---------- PROVIDED ENTRIES ----------
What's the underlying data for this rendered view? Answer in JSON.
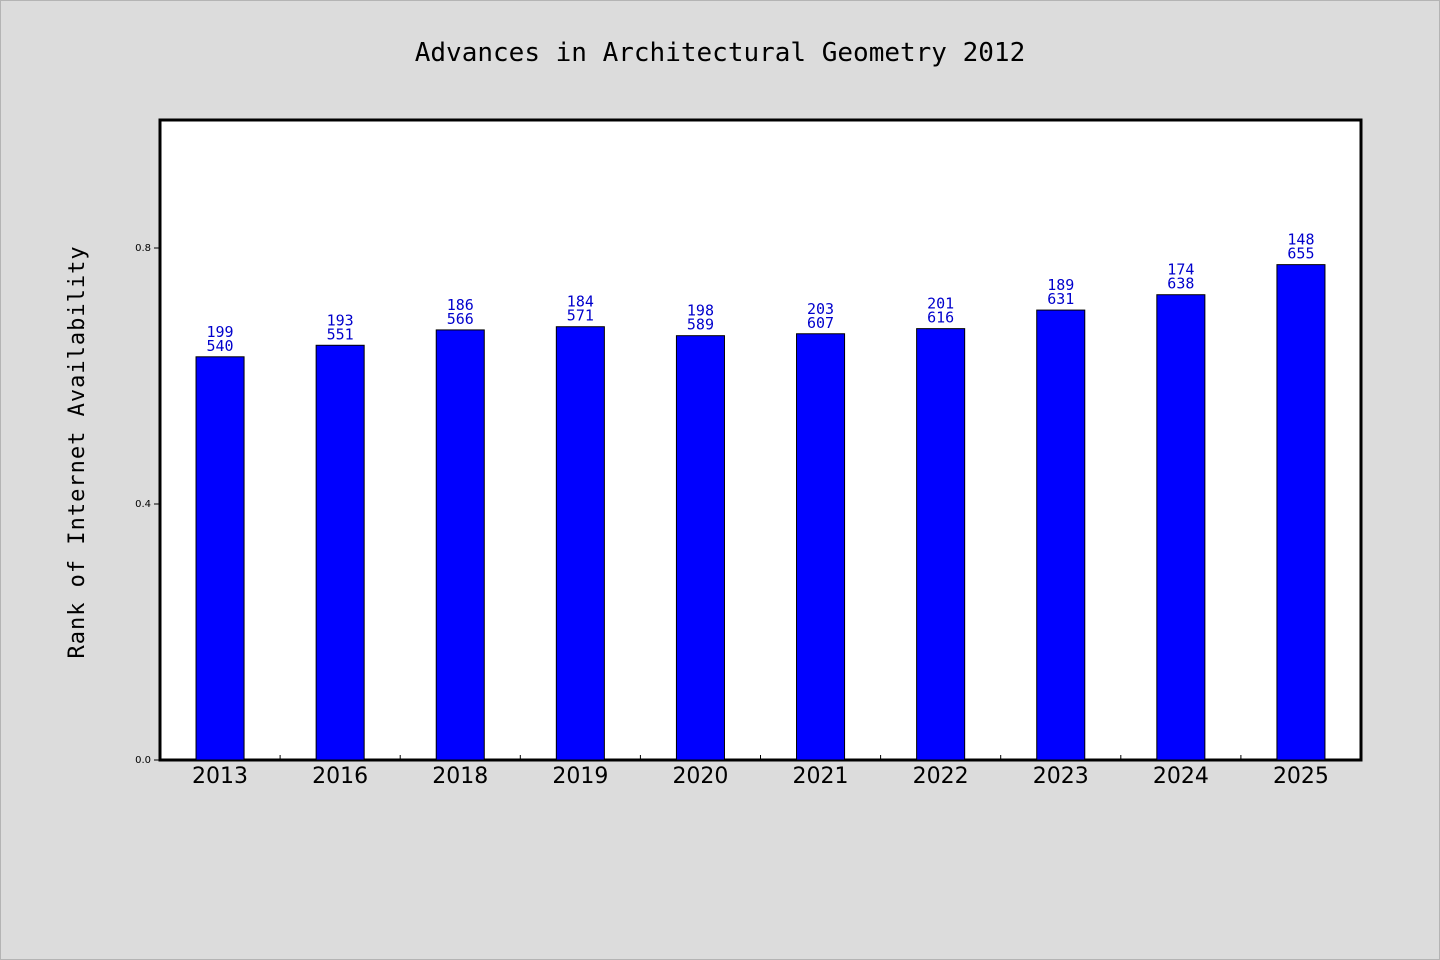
{
  "chart_data": {
    "type": "bar",
    "title": "Advances in Architectural Geometry 2012",
    "ylabel": "Rank of Internet Availability",
    "categories": [
      "2013",
      "2016",
      "2018",
      "2019",
      "2020",
      "2021",
      "2022",
      "2023",
      "2024",
      "2025"
    ],
    "values": [
      0.63,
      0.648,
      0.672,
      0.677,
      0.663,
      0.666,
      0.674,
      0.703,
      0.727,
      0.774
    ],
    "labels_top": [
      "199",
      "193",
      "186",
      "184",
      "198",
      "203",
      "201",
      "189",
      "174",
      "148"
    ],
    "labels_bottom": [
      "540",
      "551",
      "566",
      "571",
      "589",
      "607",
      "616",
      "631",
      "638",
      "655"
    ],
    "ylim": [
      0,
      1.0
    ],
    "yticks": [
      0.0,
      0.4,
      0.8
    ],
    "ytick_labels": [
      "0.0",
      "0.4",
      "0.8"
    ],
    "grid": false,
    "colors": {
      "bar": "#0000ff",
      "bar_edge": "#000000",
      "label": "#0000cc",
      "background": "#dcdcdc",
      "plot_background": "#ffffff"
    }
  }
}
----------
- [CHALLENGE] All of the data above should be quoted exactly, except for the pictures.

- [COMPLETE ANSWER]
What's the underlying data for this rendered view? Answer in JSON.
{
  "chart_data": {
    "type": "bar",
    "title": "Advances in Architectural Geometry 2012",
    "ylabel": "Rank of Internet Availability",
    "categories": [
      "2013",
      "2016",
      "2018",
      "2019",
      "2020",
      "2021",
      "2022",
      "2023",
      "2024",
      "2025"
    ],
    "values": [
      0.63,
      0.648,
      0.672,
      0.677,
      0.663,
      0.666,
      0.674,
      0.703,
      0.727,
      0.774
    ],
    "labels_top": [
      "199",
      "193",
      "186",
      "184",
      "198",
      "203",
      "201",
      "189",
      "174",
      "148"
    ],
    "labels_bottom": [
      "540",
      "551",
      "566",
      "571",
      "589",
      "607",
      "616",
      "631",
      "638",
      "655"
    ],
    "ylim": [
      0,
      1.0
    ],
    "yticks": [
      0.0,
      0.4,
      0.8
    ],
    "ytick_labels": [
      "0.0",
      "0.4",
      "0.8"
    ],
    "grid": false,
    "colors": {
      "bar": "#0000ff",
      "bar_edge": "#000000",
      "label": "#0000cc",
      "background": "#dcdcdc",
      "plot_background": "#ffffff"
    }
  }
}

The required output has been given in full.